[Items listed in a dataset]
──────────────────────────────

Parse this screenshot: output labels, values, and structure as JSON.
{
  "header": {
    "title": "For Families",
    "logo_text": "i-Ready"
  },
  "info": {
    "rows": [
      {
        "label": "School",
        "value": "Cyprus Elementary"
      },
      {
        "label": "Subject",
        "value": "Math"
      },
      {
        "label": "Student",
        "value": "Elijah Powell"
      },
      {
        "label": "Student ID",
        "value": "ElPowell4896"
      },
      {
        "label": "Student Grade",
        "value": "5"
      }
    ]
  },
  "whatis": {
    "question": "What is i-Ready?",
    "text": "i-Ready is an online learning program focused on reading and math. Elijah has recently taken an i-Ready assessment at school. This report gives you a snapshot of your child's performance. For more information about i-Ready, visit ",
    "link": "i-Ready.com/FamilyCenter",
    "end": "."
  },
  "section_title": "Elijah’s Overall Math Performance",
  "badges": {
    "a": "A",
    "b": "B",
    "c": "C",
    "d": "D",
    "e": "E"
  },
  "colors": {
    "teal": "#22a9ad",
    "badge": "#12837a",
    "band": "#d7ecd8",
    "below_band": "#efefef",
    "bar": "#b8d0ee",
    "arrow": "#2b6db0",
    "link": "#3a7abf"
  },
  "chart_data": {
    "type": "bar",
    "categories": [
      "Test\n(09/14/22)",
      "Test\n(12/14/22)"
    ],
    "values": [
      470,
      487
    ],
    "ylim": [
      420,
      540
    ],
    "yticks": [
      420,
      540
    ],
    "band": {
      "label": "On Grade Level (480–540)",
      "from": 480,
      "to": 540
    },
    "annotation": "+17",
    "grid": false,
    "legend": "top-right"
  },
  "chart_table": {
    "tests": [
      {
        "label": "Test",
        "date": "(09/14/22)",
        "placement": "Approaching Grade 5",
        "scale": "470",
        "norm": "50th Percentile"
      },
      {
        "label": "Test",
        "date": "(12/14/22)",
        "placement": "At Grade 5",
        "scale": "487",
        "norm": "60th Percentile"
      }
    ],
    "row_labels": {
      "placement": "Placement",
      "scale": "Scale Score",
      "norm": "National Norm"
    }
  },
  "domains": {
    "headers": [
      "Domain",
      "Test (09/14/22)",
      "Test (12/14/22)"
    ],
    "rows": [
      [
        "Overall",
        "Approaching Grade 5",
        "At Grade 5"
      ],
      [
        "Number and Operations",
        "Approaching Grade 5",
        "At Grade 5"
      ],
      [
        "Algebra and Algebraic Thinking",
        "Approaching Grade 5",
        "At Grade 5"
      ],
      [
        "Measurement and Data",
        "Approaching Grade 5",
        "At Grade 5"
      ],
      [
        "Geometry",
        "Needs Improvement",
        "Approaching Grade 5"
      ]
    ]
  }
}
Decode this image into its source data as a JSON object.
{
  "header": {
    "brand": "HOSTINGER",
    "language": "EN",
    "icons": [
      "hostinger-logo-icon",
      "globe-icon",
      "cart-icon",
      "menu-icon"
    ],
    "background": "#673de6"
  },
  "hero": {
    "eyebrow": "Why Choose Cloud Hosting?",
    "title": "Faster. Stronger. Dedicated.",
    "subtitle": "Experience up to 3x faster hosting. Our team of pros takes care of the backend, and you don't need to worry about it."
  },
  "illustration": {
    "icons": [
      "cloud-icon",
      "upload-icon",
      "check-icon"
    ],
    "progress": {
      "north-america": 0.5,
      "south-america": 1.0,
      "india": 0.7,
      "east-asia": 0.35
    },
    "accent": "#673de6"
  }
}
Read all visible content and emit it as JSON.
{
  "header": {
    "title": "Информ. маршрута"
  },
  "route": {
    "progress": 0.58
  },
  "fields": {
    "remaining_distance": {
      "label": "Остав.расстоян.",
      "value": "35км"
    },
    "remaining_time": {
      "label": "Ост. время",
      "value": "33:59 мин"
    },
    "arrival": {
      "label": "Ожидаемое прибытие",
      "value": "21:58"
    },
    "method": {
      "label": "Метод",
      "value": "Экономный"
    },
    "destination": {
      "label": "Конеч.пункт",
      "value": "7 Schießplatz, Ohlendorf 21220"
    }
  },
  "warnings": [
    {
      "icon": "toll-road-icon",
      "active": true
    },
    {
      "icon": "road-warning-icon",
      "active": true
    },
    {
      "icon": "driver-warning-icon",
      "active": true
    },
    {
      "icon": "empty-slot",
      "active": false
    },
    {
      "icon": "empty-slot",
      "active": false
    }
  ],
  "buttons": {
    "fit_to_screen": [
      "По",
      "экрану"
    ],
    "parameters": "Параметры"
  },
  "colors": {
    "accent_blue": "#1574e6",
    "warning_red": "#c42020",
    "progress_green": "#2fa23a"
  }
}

──────────────────────────────

* [Objective]: Give nothing but the number of lines containing the string "JSON".

* [Result of this exercise]: 3